▶ [Job]:
Isolate every line in the data with the string "AviSynth" and copy it.

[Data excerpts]
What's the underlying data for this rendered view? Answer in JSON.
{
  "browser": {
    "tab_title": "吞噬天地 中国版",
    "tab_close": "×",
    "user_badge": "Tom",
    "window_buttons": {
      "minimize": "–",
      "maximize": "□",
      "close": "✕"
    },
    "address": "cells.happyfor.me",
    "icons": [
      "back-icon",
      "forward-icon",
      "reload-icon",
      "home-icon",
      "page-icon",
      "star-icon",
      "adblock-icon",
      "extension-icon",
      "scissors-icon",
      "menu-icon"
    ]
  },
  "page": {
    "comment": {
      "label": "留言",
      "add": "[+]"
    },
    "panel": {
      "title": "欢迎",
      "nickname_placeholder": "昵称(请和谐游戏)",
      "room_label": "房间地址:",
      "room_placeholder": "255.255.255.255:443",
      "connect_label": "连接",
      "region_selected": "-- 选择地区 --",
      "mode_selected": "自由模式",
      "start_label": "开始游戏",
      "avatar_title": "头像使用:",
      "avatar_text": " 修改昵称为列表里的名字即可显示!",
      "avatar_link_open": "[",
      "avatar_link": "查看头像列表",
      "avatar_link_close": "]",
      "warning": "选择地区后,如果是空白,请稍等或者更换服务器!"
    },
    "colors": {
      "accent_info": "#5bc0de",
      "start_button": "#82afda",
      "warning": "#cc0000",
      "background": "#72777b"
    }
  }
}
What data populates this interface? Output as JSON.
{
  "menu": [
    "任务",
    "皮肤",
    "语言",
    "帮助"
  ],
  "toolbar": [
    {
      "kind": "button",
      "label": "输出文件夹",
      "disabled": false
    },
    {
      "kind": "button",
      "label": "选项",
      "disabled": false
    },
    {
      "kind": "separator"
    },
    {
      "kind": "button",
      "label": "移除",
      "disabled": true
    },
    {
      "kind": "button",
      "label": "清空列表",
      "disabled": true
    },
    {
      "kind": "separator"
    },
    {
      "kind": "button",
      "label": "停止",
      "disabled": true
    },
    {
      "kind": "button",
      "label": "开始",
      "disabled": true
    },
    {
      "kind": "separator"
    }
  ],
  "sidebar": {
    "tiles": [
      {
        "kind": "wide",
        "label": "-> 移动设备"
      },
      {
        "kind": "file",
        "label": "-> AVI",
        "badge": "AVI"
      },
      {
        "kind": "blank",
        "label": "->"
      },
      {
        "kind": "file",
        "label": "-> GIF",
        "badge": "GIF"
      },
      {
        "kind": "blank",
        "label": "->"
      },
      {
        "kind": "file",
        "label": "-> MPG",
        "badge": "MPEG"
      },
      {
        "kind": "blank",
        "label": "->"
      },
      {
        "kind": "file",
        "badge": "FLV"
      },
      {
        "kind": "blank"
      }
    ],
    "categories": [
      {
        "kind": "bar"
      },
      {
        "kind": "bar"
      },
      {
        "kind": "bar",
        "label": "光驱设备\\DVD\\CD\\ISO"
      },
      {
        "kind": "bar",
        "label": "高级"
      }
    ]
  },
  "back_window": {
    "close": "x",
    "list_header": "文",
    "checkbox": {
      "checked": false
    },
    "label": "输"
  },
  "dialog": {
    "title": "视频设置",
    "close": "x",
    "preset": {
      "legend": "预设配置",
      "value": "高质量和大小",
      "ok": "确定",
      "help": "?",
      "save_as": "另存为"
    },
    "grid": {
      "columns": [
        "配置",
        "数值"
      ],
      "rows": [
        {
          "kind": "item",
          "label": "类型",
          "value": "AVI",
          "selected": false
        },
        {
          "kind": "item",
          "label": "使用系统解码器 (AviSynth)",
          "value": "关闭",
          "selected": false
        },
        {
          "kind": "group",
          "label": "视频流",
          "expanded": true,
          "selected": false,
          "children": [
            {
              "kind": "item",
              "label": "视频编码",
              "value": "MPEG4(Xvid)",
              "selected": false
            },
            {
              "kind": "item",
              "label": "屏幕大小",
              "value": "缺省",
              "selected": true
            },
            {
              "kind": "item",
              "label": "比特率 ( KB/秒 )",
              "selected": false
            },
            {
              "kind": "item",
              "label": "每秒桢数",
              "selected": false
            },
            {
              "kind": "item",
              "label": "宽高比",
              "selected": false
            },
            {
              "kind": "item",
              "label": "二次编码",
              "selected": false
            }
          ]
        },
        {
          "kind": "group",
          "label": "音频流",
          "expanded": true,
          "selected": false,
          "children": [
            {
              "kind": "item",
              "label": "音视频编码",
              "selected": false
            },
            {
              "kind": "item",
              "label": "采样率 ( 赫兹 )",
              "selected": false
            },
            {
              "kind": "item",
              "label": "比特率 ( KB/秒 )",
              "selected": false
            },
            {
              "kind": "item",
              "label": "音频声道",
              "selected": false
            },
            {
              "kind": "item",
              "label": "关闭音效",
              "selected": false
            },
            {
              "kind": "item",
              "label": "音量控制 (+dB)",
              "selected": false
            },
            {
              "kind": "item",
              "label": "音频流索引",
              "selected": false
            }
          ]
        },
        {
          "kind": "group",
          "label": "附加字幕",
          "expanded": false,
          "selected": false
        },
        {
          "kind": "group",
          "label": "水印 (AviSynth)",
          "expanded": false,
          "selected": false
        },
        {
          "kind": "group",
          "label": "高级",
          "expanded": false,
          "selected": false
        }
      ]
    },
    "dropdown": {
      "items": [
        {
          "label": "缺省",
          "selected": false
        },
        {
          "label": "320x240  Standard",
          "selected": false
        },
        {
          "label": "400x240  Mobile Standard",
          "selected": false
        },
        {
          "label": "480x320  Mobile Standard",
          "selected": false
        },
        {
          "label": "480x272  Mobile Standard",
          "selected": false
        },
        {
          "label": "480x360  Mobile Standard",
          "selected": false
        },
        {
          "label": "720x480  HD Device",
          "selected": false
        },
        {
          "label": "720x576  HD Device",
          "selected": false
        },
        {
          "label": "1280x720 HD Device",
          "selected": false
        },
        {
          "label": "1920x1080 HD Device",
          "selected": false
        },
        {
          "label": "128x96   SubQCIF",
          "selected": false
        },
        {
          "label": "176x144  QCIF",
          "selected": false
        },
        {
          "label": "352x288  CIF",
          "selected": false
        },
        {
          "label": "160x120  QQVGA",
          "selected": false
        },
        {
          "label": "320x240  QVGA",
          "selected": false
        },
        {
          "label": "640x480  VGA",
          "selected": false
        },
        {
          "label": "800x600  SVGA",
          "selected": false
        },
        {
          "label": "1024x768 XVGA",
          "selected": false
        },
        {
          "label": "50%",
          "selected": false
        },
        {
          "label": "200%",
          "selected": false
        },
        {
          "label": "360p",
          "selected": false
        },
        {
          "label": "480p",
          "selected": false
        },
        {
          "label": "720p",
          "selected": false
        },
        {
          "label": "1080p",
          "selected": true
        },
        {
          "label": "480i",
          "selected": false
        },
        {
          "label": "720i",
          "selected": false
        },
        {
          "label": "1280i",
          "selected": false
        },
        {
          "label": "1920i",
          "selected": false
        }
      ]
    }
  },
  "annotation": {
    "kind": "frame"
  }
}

▶ [Exercise response]:
          "label": "使用系统解码器 (AviSynth)",
          "label": "水印 (AviSynth)",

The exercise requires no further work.